[Start of Material supplied]

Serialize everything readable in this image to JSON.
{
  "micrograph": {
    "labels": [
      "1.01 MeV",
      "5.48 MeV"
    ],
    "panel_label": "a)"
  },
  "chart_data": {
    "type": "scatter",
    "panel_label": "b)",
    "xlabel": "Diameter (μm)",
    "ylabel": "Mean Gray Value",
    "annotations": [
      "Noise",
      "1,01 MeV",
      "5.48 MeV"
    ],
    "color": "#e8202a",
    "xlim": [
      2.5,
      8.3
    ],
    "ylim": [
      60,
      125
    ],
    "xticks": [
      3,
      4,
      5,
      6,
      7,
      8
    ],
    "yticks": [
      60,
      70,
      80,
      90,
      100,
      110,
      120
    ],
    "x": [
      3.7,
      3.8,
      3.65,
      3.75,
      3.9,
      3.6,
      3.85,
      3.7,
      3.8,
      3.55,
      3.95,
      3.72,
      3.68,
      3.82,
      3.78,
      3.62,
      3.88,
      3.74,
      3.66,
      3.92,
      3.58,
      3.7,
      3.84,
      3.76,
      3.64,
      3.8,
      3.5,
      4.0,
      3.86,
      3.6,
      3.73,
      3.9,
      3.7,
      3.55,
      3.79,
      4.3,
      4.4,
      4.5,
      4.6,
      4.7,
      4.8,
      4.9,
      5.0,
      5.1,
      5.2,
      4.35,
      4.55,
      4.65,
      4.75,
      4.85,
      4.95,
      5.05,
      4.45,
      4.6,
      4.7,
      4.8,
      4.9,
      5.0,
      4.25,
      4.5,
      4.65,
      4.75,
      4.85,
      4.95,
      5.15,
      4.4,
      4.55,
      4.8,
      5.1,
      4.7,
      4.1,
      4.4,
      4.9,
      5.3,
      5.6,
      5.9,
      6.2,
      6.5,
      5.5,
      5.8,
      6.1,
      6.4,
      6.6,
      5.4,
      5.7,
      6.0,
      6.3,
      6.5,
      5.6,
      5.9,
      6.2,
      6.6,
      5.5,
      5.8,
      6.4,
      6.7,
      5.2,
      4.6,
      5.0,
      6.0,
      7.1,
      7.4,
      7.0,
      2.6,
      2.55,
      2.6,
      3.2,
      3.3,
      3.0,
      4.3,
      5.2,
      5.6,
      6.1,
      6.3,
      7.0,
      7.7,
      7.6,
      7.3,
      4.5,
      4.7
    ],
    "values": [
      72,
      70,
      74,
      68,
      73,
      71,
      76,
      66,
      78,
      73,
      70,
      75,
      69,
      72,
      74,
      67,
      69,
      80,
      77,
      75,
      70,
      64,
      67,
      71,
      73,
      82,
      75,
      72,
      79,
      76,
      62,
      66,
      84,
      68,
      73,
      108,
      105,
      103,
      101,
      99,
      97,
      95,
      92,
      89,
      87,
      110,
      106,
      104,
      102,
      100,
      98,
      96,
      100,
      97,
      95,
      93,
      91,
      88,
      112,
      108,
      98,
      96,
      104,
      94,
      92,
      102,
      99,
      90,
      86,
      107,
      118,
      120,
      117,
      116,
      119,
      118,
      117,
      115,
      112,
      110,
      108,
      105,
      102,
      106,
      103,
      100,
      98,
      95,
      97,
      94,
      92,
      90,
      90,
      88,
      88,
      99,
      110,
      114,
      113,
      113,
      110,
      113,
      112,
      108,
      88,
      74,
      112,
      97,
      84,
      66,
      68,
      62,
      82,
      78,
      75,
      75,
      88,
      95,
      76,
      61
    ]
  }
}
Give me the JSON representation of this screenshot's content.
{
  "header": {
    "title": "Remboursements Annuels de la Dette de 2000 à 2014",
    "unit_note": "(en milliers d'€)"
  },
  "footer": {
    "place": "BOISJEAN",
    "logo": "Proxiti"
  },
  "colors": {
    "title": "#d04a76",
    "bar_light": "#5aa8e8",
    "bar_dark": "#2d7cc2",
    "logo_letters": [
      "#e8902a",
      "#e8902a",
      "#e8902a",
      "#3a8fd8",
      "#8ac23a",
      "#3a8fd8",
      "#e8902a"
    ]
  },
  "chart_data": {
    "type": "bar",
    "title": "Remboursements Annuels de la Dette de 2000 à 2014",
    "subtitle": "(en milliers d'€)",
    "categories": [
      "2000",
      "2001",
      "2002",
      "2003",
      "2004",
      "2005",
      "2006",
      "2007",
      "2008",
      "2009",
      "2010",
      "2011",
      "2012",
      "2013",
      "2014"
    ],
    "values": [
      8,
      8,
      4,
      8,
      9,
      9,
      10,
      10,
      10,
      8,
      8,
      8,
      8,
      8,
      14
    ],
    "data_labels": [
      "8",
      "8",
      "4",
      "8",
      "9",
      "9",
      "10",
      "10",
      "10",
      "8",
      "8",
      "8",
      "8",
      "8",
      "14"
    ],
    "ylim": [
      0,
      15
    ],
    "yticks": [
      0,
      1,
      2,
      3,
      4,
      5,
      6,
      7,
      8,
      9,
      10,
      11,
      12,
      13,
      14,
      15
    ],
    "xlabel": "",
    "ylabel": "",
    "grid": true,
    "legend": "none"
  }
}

[End of Material supplied]

* **Exercise task**
Look for lines containing the string "milliers" and copy them all.

* **Reply**
    "unit_note": "(en milliers d'€)"
    "subtitle": "(en milliers d'€)",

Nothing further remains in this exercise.